Extracted records
=======
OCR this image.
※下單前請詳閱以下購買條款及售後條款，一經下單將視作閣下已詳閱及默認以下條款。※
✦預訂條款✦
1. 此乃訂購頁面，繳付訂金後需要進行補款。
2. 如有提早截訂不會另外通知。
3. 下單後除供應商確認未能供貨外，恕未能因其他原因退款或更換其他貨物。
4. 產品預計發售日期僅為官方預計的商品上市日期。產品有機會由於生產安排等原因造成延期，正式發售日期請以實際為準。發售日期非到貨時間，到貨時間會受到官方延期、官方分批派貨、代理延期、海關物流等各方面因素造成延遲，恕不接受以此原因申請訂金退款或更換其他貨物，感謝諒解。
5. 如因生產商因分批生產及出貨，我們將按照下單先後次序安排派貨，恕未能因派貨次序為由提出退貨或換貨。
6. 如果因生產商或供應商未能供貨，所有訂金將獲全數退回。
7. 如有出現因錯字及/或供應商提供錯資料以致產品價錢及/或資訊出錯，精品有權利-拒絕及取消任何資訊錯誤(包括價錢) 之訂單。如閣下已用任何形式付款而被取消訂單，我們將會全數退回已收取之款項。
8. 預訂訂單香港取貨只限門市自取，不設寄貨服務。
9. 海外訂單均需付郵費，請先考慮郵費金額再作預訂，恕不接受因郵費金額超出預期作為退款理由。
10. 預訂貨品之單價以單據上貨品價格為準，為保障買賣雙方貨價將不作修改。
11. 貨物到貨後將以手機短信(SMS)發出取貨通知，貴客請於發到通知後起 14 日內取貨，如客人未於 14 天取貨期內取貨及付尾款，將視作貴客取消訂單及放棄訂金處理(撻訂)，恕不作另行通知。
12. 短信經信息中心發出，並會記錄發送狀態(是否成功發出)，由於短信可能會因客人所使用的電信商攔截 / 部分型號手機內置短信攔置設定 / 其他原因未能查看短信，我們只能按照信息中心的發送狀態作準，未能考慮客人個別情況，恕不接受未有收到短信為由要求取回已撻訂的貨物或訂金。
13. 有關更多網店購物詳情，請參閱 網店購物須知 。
=======
• [What is expected]:
All of the data shown above must be copied exactly.

• [The solution]:
OCR this image.
※下單前請詳閱以下購買條款及售後條款，一經下單將視作閣下已詳閱及默認以下條款。※
✦預訂條款✦
1. 此乃訂購頁面，繳付訂金後需要進行補款。
2. 如有提早截訂不會另外通知。
3. 下單後除供應商確認未能供貨外，恕未能因其他原因退款或更換其他貨物。
4. 產品預計發售日期僅為官方預計的商品上市日期。產品有機會由於生產安排等原因造成延期，正式發售日期請以實際為準。發售日期非到貨時間，到貨時間會受到官方延期、官方分批派貨、代理延期、海關物流等各方面因素造成延遲，恕不接受以此原因申請訂金退款或更換其他貨物，感謝諒解。
5. 如因生產商因分批生產及出貨，我們將按照下單先後次序安排派貨，恕未能因派貨次序為由提出退貨或換貨。
6. 如果因生產商或供應商未能供貨，所有訂金將獲全數退回。
7. 如有出現因錯字及/或供應商提供錯資料以致產品價錢及/或資訊出錯，精品有權利-拒絕及取消任何資訊錯誤(包括價錢) 之訂單。如閣下已用任何形式付款而被取消訂單，我們將會全數退回已收取之款項。
8. 預訂訂單香港取貨只限門市自取，不設寄貨服務。
9. 海外訂單均需付郵費，請先考慮郵費金額再作預訂，恕不接受因郵費金額超出預期作為退款理由。
10. 預訂貨品之單價以單據上貨品價格為準，為保障買賣雙方貨價將不作修改。
11. 貨物到貨後將以手機短信(SMS)發出取貨通知，貴客請於發到通知後起 14 日內取貨，如客人未於 14 天取貨期內取貨及付尾款，將視作貴客取消訂單及放棄訂金處理(撻訂)，恕不作另行通知。
12. 短信經信息中心發出，並會記錄發送狀態(是否成功發出)，由於短信可能會因客人所使用的電信商攔截 / 部分型號手機內置短信攔置設定 / 其他原因未能查看短信，我們只能按照信息中心的發送狀態作準，未能考慮客人個別情況，恕不接受未有收到短信為由要求取回已撻訂的貨物或訂金。
13. 有關更多網店購物詳情，請參閱 網店購物須知 。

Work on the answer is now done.